Items listed in a dataset:
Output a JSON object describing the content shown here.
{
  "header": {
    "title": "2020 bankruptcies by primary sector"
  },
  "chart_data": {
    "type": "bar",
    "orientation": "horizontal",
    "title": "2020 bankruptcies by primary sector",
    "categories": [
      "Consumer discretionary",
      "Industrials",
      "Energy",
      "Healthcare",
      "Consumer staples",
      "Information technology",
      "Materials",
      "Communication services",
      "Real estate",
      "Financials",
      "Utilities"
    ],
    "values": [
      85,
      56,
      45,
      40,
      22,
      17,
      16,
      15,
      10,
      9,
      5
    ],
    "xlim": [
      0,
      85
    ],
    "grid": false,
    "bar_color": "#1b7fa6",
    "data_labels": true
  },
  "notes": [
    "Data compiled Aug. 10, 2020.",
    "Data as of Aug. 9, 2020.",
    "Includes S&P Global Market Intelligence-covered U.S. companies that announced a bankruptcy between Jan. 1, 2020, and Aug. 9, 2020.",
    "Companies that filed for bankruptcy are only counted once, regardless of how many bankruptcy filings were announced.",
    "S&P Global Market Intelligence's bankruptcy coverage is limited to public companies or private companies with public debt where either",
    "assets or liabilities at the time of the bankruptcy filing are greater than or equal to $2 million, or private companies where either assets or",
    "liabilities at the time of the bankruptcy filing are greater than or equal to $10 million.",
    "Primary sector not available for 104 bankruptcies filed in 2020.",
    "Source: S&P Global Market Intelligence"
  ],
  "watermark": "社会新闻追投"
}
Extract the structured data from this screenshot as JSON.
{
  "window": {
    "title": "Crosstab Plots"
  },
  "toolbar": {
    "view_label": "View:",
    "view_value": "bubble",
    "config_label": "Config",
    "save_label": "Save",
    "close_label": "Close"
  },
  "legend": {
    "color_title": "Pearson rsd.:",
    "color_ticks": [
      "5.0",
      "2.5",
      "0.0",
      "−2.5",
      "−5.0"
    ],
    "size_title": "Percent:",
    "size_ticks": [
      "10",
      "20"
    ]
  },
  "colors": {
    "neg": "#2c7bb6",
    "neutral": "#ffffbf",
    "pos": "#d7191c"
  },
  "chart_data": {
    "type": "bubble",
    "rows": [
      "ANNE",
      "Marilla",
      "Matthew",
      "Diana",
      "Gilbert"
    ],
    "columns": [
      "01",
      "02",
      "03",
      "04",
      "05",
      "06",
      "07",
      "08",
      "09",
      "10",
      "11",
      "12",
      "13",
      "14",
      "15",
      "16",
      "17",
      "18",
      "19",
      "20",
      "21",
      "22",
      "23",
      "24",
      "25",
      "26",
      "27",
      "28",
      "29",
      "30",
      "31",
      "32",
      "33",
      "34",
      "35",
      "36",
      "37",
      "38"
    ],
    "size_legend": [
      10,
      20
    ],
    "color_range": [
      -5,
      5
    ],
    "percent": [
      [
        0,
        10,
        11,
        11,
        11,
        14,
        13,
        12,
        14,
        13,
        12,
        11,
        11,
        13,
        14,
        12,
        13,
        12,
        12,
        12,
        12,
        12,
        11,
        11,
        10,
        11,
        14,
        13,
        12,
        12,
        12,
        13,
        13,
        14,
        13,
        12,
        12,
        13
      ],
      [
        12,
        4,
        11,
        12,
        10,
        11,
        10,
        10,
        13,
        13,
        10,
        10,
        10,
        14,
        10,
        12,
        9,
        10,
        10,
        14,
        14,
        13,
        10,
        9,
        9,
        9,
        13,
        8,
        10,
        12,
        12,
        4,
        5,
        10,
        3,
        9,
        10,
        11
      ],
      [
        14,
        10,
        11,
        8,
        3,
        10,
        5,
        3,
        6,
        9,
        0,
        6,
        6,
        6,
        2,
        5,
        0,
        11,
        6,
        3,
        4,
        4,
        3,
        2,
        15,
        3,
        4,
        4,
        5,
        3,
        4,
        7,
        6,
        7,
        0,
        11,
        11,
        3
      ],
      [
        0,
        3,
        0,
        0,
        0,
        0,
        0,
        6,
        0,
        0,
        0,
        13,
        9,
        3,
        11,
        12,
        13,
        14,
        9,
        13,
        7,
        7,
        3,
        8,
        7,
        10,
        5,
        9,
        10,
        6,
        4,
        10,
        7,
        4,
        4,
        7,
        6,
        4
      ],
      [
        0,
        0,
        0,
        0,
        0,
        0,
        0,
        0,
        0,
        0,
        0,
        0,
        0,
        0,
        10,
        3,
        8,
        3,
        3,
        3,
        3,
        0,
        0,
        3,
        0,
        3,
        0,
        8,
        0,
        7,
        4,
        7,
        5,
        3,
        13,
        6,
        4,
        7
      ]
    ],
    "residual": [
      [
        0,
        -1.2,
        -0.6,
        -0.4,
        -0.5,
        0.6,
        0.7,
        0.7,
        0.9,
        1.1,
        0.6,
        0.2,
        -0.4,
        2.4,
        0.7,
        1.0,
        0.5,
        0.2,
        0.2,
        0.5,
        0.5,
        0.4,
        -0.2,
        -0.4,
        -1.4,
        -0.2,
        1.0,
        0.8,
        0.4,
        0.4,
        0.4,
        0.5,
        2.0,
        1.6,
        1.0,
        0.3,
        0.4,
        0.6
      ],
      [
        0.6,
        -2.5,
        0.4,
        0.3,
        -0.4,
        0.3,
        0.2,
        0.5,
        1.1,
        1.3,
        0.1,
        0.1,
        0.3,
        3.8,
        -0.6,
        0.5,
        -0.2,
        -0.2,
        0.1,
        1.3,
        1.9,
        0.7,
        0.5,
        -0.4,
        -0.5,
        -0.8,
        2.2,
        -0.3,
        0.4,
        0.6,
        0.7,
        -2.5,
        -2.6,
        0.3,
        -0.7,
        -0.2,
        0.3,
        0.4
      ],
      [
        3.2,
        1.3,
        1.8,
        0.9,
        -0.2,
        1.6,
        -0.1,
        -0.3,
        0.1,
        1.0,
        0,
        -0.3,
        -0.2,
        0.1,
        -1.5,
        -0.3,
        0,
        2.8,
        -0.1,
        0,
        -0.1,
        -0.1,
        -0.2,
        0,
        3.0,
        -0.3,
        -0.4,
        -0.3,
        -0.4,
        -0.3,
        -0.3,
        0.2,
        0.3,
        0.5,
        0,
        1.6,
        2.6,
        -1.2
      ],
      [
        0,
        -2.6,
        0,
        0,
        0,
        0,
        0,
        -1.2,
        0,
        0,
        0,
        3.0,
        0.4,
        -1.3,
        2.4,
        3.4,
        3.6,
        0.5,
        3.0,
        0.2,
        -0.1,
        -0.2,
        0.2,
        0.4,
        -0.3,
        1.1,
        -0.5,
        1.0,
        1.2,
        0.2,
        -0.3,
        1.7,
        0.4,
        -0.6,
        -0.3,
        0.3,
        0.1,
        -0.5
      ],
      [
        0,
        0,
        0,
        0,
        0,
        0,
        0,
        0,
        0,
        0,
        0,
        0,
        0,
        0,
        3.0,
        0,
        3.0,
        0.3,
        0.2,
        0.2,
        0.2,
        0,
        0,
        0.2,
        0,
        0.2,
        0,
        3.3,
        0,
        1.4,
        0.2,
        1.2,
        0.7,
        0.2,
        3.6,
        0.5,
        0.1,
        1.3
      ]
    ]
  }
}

• Task brief: Please restate the data word for word, every record included.

• Final answer:
Output a JSON object describing the content shown here.
{
  "header": {
    "title": "2020 bankruptcies by primary sector"
  },
  "chart_data": {
    "type": "bar",
    "orientation": "horizontal",
    "title": "2020 bankruptcies by primary sector",
    "categories": [
      "Consumer discretionary",
      "Industrials",
      "Energy",
      "Healthcare",
      "Consumer staples",
      "Information technology",
      "Materials",
      "Communication services",
      "Real estate",
      "Financials",
      "Utilities"
    ],
    "values": [
      85,
      56,
      45,
      40,
      22,
      17,
      16,
      15,
      10,
      9,
      5
    ],
    "xlim": [
      0,
      85
    ],
    "grid": false,
    "bar_color": "#1b7fa6",
    "data_labels": true
  },
  "notes": [
    "Data compiled Aug. 10, 2020.",
    "Data as of Aug. 9, 2020.",
    "Includes S&P Global Market Intelligence-covered U.S. companies that announced a bankruptcy between Jan. 1, 2020, and Aug. 9, 2020.",
    "Companies that filed for bankruptcy are only counted once, regardless of how many bankruptcy filings were announced.",
    "S&P Global Market Intelligence's bankruptcy coverage is limited to public companies or private companies with public debt where either",
    "assets or liabilities at the time of the bankruptcy filing are greater than or equal to $2 million, or private companies where either assets or",
    "liabilities at the time of the bankruptcy filing are greater than or equal to $10 million.",
    "Primary sector not available for 104 bankruptcies filed in 2020.",
    "Source: S&P Global Market Intelligence"
  ],
  "watermark": "社会新闻追投"
}
Extract the structured data from this screenshot as JSON.
{
  "window": {
    "title": "Crosstab Plots"
  },
  "toolbar": {
    "view_label": "View:",
    "view_value": "bubble",
    "config_label": "Config",
    "save_label": "Save",
    "close_label": "Close"
  },
  "legend": {
    "color_title": "Pearson rsd.:",
    "color_ticks": [
      "5.0",
      "2.5",
      "0.0",
      "−2.5",
      "−5.0"
    ],
    "size_title": "Percent:",
    "size_ticks": [
      "10",
      "20"
    ]
  },
  "colors": {
    "neg": "#2c7bb6",
    "neutral": "#ffffbf",
    "pos": "#d7191c"
  },
  "chart_data": {
    "type": "bubble",
    "rows": [
      "ANNE",
      "Marilla",
      "Matthew",
      "Diana",
      "Gilbert"
    ],
    "columns": [
      "01",
      "02",
      "03",
      "04",
      "05",
      "06",
      "07",
      "08",
      "09",
      "10",
      "11",
      "12",
      "13",
      "14",
      "15",
      "16",
      "17",
      "18",
      "19",
      "20",
      "21",
      "22",
      "23",
      "24",
      "25",
      "26",
      "27",
      "28",
      "29",
      "30",
      "31",
      "32",
      "33",
      "34",
      "35",
      "36",
      "37",
      "38"
    ],
    "size_legend": [
      10,
      20
    ],
    "color_range": [
      -5,
      5
    ],
    "percent": [
      [
        0,
        10,
        11,
        11,
        11,
        14,
        13,
        12,
        14,
        13,
        12,
        11,
        11,
        13,
        14,
        12,
        13,
        12,
        12,
        12,
        12,
        12,
        11,
        11,
        10,
        11,
        14,
        13,
        12,
        12,
        12,
        13,
        13,
        14,
        13,
        12,
        12,
        13
      ],
      [
        12,
        4,
        11,
        12,
        10,
        11,
        10,
        10,
        13,
        13,
        10,
        10,
        10,
        14,
        10,
        12,
        9,
        10,
        10,
        14,
        14,
        13,
        10,
        9,
        9,
        9,
        13,
        8,
        10,
        12,
        12,
        4,
        5,
        10,
        3,
        9,
        10,
        11
      ],
      [
        14,
        10,
        11,
        8,
        3,
        10,
        5,
        3,
        6,
        9,
        0,
        6,
        6,
        6,
        2,
        5,
        0,
        11,
        6,
        3,
        4,
        4,
        3,
        2,
        15,
        3,
        4,
        4,
        5,
        3,
        4,
        7,
        6,
        7,
        0,
        11,
        11,
        3
      ],
      [
        0,
        3,
        0,
        0,
        0,
        0,
        0,
        6,
        0,
        0,
        0,
        13,
        9,
        3,
        11,
        12,
        13,
        14,
        9,
        13,
        7,
        7,
        3,
        8,
        7,
        10,
        5,
        9,
        10,
        6,
        4,
        10,
        7,
        4,
        4,
        7,
        6,
        4
      ],
      [
        0,
        0,
        0,
        0,
        0,
        0,
        0,
        0,
        0,
        0,
        0,
        0,
        0,
        0,
        10,
        3,
        8,
        3,
        3,
        3,
        3,
        0,
        0,
        3,
        0,
        3,
        0,
        8,
        0,
        7,
        4,
        7,
        5,
        3,
        13,
        6,
        4,
        7
      ]
    ],
    "residual": [
      [
        0,
        -1.2,
        -0.6,
        -0.4,
        -0.5,
        0.6,
        0.7,
        0.7,
        0.9,
        1.1,
        0.6,
        0.2,
        -0.4,
        2.4,
        0.7,
        1.0,
        0.5,
        0.2,
        0.2,
        0.5,
        0.5,
        0.4,
        -0.2,
        -0.4,
        -1.4,
        -0.2,
        1.0,
        0.8,
        0.4,
        0.4,
        0.4,
        0.5,
        2.0,
        1.6,
        1.0,
        0.3,
        0.4,
        0.6
      ],
      [
        0.6,
        -2.5,
        0.4,
        0.3,
        -0.4,
        0.3,
        0.2,
        0.5,
        1.1,
        1.3,
        0.1,
        0.1,
        0.3,
        3.8,
        -0.6,
        0.5,
        -0.2,
        -0.2,
        0.1,
        1.3,
        1.9,
        0.7,
        0.5,
        -0.4,
        -0.5,
        -0.8,
        2.2,
        -0.3,
        0.4,
        0.6,
        0.7,
        -2.5,
        -2.6,
        0.3,
        -0.7,
        -0.2,
        0.3,
        0.4
      ],
      [
        3.2,
        1.3,
        1.8,
        0.9,
        -0.2,
        1.6,
        -0.1,
        -0.3,
        0.1,
        1.0,
        0,
        -0.3,
        -0.2,
        0.1,
        -1.5,
        -0.3,
        0,
        2.8,
        -0.1,
        0,
        -0.1,
        -0.1,
        -0.2,
        0,
        3.0,
        -0.3,
        -0.4,
        -0.3,
        -0.4,
        -0.3,
        -0.3,
        0.2,
        0.3,
        0.5,
        0,
        1.6,
        2.6,
        -1.2
      ],
      [
        0,
        -2.6,
        0,
        0,
        0,
        0,
        0,
        -1.2,
        0,
        0,
        0,
        3.0,
        0.4,
        -1.3,
        2.4,
        3.4,
        3.6,
        0.5,
        3.0,
        0.2,
        -0.1,
        -0.2,
        0.2,
        0.4,
        -0.3,
        1.1,
        -0.5,
        1.0,
        1.2,
        0.2,
        -0.3,
        1.7,
        0.4,
        -0.6,
        -0.3,
        0.3,
        0.1,
        -0.5
      ],
      [
        0,
        0,
        0,
        0,
        0,
        0,
        0,
        0,
        0,
        0,
        0,
        0,
        0,
        0,
        3.0,
        0,
        3.0,
        0.3,
        0.2,
        0.2,
        0.2,
        0,
        0,
        0.2,
        0,
        0.2,
        0,
        3.3,
        0,
        1.4,
        0.2,
        1.2,
        0.7,
        0.2,
        3.6,
        0.5,
        0.1,
        1.3
      ]
    ]
  }
}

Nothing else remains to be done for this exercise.